▶
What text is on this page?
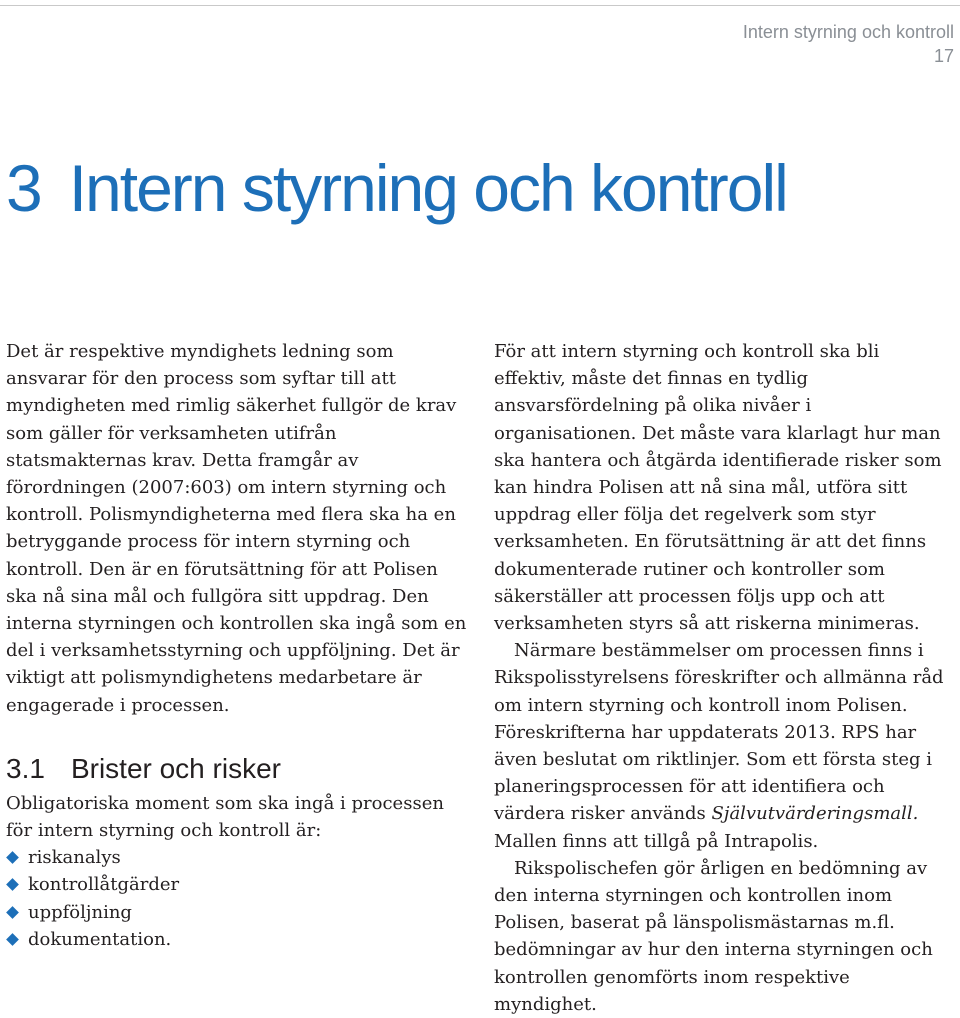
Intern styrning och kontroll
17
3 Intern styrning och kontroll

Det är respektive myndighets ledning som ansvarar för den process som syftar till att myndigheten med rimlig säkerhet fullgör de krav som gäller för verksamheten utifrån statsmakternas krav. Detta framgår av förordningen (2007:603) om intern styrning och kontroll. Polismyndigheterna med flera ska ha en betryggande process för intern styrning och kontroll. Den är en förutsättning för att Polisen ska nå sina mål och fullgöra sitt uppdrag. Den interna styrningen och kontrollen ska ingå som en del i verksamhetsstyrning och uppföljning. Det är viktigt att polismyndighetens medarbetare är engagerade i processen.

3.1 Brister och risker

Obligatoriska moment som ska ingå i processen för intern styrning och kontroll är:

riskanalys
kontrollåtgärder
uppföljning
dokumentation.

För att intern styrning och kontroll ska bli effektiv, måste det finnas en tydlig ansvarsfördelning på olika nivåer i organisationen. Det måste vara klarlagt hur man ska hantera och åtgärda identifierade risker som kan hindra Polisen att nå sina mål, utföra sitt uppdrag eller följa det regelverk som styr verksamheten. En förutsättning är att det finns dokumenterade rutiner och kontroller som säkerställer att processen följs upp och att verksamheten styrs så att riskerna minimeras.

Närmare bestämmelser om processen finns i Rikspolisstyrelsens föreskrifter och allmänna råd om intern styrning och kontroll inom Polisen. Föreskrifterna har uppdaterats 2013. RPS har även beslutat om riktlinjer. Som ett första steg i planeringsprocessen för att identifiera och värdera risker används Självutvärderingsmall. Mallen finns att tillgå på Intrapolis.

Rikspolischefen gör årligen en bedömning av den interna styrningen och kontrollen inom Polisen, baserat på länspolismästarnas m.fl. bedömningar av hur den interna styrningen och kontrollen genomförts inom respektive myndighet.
◀
▶ **Required action**: Whenever a picture appears, leave it out, and return every record exactly.

▶ **Output below**:
What text is on this page?
Intern styrning och kontroll
17
3 Intern styrning och kontroll

Det är respektive myndighets ledning som ansvarar för den process som syftar till att myndigheten med rimlig säkerhet fullgör de krav som gäller för verksamheten utifrån statsmakternas krav. Detta framgår av förordningen (2007:603) om intern styrning och kontroll. Polismyndigheterna med flera ska ha en betryggande process för intern styrning och kontroll. Den är en förutsättning för att Polisen ska nå sina mål och fullgöra sitt uppdrag. Den interna styrningen och kontrollen ska ingå som en del i verksamhetsstyrning och uppföljning. Det är viktigt att polismyndighetens medarbetare är engagerade i processen.

3.1 Brister och risker

Obligatoriska moment som ska ingå i processen för intern styrning och kontroll är:

riskanalys
kontrollåtgärder
uppföljning
dokumentation.

För att intern styrning och kontroll ska bli effektiv, måste det finnas en tydlig ansvarsfördelning på olika nivåer i organisationen. Det måste vara klarlagt hur man ska hantera och åtgärda identifierade risker som kan hindra Polisen att nå sina mål, utföra sitt uppdrag eller följa det regelverk som styr verksamheten. En förutsättning är att det finns dokumenterade rutiner och kontroller som säkerställer att processen följs upp och att verksamheten styrs så att riskerna minimeras.

Närmare bestämmelser om processen finns i Rikspolisstyrelsens föreskrifter och allmänna råd om intern styrning och kontroll inom Polisen. Föreskrifterna har uppdaterats 2013. RPS har även beslutat om riktlinjer. Som ett första steg i planeringsprocessen för att identifiera och värdera risker används Självutvärderingsmall. Mallen finns att tillgå på Intrapolis.

Rikspolischefen gör årligen en bedömning av den interna styrningen och kontrollen inom Polisen, baserat på länspolismästarnas m.fl. bedömningar av hur den interna styrningen och kontrollen genomförts inom respektive myndighet.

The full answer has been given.